Task instructions: Extract every entry word for word.

Material for this exercise:
▬▬▬

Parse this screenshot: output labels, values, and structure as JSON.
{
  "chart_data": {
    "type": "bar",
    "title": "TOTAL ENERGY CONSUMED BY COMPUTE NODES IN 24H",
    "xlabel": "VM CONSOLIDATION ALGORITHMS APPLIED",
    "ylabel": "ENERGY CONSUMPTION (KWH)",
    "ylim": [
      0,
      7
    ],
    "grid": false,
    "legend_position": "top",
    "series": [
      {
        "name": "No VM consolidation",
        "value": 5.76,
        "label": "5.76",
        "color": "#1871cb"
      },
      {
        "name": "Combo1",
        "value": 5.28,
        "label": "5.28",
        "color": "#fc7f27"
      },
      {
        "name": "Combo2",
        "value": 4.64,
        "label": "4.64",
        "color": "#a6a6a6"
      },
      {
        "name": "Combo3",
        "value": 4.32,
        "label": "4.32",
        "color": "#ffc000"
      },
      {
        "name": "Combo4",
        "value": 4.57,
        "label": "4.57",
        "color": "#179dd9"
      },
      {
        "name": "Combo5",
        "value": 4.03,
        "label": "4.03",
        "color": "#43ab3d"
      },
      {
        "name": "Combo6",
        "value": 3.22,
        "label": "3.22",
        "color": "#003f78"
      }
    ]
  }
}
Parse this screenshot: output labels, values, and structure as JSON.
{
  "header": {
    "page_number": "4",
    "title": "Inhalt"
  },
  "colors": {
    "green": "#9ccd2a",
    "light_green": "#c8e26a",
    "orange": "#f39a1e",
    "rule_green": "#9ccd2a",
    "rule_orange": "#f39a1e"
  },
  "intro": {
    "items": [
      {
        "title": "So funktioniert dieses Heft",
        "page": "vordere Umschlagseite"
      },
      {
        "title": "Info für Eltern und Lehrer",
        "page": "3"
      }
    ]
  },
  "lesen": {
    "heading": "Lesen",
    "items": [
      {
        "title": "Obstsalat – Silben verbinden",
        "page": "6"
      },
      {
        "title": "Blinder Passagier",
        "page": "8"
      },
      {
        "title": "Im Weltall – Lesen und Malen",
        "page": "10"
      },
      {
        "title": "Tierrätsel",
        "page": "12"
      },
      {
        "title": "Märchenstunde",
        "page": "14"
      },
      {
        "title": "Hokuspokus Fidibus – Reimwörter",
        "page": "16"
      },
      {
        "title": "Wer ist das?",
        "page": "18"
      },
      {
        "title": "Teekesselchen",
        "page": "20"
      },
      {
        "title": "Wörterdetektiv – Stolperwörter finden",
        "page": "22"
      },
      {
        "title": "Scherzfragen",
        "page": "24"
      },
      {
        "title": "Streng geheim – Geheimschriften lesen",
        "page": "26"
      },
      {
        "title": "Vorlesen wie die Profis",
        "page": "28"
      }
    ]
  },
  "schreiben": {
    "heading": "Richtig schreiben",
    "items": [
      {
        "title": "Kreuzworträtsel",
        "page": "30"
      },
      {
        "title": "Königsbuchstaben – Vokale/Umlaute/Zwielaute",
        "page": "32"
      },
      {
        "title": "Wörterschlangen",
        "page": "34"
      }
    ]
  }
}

▬▬▬

Solution for this task:
Parse this screenshot: output labels, values, and structure as JSON.
{
  "chart_data": {
    "type": "bar",
    "title": "TOTAL ENERGY CONSUMED BY COMPUTE NODES IN 24H",
    "xlabel": "VM CONSOLIDATION ALGORITHMS APPLIED",
    "ylabel": "ENERGY CONSUMPTION (KWH)",
    "ylim": [
      0,
      7
    ],
    "grid": false,
    "legend_position": "top",
    "series": [
      {
        "name": "No VM consolidation",
        "value": 5.76,
        "label": "5.76",
        "color": "#1871cb"
      },
      {
        "name": "Combo1",
        "value": 5.28,
        "label": "5.28",
        "color": "#fc7f27"
      },
      {
        "name": "Combo2",
        "value": 4.64,
        "label": "4.64",
        "color": "#a6a6a6"
      },
      {
        "name": "Combo3",
        "value": 4.32,
        "label": "4.32",
        "color": "#ffc000"
      },
      {
        "name": "Combo4",
        "value": 4.57,
        "label": "4.57",
        "color": "#179dd9"
      },
      {
        "name": "Combo5",
        "value": 4.03,
        "label": "4.03",
        "color": "#43ab3d"
      },
      {
        "name": "Combo6",
        "value": 3.22,
        "label": "3.22",
        "color": "#003f78"
      }
    ]
  }
}
Parse this screenshot: output labels, values, and structure as JSON.
{
  "header": {
    "page_number": "4",
    "title": "Inhalt"
  },
  "colors": {
    "green": "#9ccd2a",
    "light_green": "#c8e26a",
    "orange": "#f39a1e",
    "rule_green": "#9ccd2a",
    "rule_orange": "#f39a1e"
  },
  "intro": {
    "items": [
      {
        "title": "So funktioniert dieses Heft",
        "page": "vordere Umschlagseite"
      },
      {
        "title": "Info für Eltern und Lehrer",
        "page": "3"
      }
    ]
  },
  "lesen": {
    "heading": "Lesen",
    "items": [
      {
        "title": "Obstsalat – Silben verbinden",
        "page": "6"
      },
      {
        "title": "Blinder Passagier",
        "page": "8"
      },
      {
        "title": "Im Weltall – Lesen und Malen",
        "page": "10"
      },
      {
        "title": "Tierrätsel",
        "page": "12"
      },
      {
        "title": "Märchenstunde",
        "page": "14"
      },
      {
        "title": "Hokuspokus Fidibus – Reimwörter",
        "page": "16"
      },
      {
        "title": "Wer ist das?",
        "page": "18"
      },
      {
        "title": "Teekesselchen",
        "page": "20"
      },
      {
        "title": "Wörterdetektiv – Stolperwörter finden",
        "page": "22"
      },
      {
        "title": "Scherzfragen",
        "page": "24"
      },
      {
        "title": "Streng geheim – Geheimschriften lesen",
        "page": "26"
      },
      {
        "title": "Vorlesen wie die Profis",
        "page": "28"
      }
    ]
  },
  "schreiben": {
    "heading": "Richtig schreiben",
    "items": [
      {
        "title": "Kreuzworträtsel",
        "page": "30"
      },
      {
        "title": "Königsbuchstaben – Vokale/Umlaute/Zwielaute",
        "page": "32"
      },
      {
        "title": "Wörterschlangen",
        "page": "34"
      }
    ]
  }
}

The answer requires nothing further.